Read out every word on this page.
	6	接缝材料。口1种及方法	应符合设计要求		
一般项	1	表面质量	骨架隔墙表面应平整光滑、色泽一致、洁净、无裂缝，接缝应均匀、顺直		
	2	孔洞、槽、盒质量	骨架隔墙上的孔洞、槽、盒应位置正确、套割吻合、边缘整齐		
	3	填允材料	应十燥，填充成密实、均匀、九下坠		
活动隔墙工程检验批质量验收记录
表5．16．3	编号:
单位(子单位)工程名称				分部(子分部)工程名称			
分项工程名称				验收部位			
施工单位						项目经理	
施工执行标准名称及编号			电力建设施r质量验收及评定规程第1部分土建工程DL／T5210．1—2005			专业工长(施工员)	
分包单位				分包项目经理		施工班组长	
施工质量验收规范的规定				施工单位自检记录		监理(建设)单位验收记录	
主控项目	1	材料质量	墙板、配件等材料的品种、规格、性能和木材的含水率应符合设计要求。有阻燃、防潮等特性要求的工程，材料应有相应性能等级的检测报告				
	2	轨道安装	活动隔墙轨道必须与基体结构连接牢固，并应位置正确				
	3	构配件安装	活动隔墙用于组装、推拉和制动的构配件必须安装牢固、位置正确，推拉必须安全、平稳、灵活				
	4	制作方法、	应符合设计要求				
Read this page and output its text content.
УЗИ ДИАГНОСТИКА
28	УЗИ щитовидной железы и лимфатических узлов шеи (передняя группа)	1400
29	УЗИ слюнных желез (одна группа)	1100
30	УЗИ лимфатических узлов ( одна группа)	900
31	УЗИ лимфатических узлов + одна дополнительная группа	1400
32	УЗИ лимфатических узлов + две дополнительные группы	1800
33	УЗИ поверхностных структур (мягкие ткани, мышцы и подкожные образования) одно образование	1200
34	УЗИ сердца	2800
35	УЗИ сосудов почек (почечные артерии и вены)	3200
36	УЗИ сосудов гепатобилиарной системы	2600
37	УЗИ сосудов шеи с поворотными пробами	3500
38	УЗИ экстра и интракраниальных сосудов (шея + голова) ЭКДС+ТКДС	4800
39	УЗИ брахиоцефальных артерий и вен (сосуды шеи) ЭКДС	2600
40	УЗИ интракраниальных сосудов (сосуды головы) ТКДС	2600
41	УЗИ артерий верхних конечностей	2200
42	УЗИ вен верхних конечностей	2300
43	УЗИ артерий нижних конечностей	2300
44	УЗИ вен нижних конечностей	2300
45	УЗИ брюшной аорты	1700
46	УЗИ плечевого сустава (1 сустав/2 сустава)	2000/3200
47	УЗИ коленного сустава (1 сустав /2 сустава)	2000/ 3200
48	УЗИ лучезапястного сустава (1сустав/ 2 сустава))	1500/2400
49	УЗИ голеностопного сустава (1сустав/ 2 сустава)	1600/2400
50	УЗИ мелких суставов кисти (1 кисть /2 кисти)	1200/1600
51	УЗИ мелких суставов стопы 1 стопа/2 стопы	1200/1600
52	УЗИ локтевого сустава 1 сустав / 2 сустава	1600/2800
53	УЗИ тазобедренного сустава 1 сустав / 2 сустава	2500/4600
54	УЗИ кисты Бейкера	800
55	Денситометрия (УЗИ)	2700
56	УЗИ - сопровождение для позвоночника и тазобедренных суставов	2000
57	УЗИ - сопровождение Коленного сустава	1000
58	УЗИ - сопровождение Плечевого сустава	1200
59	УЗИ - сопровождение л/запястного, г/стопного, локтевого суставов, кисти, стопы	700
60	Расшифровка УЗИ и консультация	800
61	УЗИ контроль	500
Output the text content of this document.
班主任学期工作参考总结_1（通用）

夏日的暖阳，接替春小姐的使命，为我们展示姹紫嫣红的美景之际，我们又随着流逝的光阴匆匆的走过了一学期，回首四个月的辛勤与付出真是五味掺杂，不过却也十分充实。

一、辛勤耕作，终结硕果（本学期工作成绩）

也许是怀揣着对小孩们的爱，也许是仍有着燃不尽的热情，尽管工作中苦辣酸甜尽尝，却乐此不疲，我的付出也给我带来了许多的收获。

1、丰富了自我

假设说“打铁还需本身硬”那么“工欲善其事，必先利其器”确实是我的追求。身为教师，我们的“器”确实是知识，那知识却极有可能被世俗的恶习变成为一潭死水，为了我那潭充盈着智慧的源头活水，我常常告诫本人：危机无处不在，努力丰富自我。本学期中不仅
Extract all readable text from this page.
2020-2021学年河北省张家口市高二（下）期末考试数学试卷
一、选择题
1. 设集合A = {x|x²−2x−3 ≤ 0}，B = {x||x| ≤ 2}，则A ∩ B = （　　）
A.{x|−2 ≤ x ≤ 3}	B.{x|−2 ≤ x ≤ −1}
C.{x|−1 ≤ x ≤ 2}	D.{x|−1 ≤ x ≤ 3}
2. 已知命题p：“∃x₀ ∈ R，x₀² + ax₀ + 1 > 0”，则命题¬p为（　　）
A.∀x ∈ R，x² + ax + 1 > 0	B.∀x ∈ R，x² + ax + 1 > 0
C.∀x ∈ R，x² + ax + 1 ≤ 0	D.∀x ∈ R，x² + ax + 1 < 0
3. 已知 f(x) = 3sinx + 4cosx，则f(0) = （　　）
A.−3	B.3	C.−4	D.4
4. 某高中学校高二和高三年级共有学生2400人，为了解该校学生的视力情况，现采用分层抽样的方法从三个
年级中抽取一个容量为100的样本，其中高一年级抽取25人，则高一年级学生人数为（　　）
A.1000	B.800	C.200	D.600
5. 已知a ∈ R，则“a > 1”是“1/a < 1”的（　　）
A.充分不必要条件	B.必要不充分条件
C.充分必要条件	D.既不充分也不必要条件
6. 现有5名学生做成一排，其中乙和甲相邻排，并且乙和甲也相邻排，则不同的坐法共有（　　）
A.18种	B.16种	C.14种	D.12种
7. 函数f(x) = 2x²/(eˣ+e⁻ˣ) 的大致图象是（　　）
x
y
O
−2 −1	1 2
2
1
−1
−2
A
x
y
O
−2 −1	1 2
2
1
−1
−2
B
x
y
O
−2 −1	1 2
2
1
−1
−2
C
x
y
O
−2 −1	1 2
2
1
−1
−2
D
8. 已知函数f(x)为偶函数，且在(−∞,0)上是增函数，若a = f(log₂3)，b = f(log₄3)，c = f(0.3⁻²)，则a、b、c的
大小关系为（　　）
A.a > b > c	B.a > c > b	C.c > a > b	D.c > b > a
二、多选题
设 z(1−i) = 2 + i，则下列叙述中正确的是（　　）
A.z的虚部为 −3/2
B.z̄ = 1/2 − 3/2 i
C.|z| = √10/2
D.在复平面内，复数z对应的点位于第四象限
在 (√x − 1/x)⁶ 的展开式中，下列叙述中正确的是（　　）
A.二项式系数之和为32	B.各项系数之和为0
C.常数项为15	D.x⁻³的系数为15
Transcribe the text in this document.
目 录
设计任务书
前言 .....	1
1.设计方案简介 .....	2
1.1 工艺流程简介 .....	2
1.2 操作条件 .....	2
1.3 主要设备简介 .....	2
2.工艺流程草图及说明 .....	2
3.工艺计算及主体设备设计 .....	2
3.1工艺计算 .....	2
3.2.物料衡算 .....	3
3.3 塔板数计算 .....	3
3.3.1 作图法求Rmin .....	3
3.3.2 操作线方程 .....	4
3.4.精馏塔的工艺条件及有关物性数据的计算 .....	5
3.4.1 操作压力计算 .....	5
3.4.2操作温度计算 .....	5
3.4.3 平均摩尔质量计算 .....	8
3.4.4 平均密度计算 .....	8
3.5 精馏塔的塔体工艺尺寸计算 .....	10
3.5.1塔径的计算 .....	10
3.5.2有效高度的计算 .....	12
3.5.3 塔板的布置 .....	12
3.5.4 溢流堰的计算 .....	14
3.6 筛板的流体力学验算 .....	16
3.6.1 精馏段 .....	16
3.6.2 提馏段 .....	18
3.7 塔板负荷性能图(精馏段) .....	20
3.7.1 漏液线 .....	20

----

→ **EXERCISE INSTRUCTIONS**: Repeat exactly, and only, the lines of the records above, starting with the line that contains "Transcribe the text in this document." and ending with the final line, both included.

→ **RESPONSE TO THIS TASK**:
Transcribe the text in this document.
目 录
设计任务书
前言 .....	1
1.设计方案简介 .....	2
1.1 工艺流程简介 .....	2
1.2 操作条件 .....	2
1.3 主要设备简介 .....	2
2.工艺流程草图及说明 .....	2
3.工艺计算及主体设备设计 .....	2
3.1工艺计算 .....	2
3.2.物料衡算 .....	3
3.3 塔板数计算 .....	3
3.3.1 作图法求Rmin .....	3
3.3.2 操作线方程 .....	4
3.4.精馏塔的工艺条件及有关物性数据的计算 .....	5
3.4.1 操作压力计算 .....	5
3.4.2操作温度计算 .....	5
3.4.3 平均摩尔质量计算 .....	8
3.4.4 平均密度计算 .....	8
3.5 精馏塔的塔体工艺尺寸计算 .....	10
3.5.1塔径的计算 .....	10
3.5.2有效高度的计算 .....	12
3.5.3 塔板的布置 .....	12
3.5.4 溢流堰的计算 .....	14
3.6 筛板的流体力学验算 .....	16
3.6.1 精馏段 .....	16
3.6.2 提馏段 .....	18
3.7 塔板负荷性能图(精馏段) .....	20
3.7.1 漏液线 .....	20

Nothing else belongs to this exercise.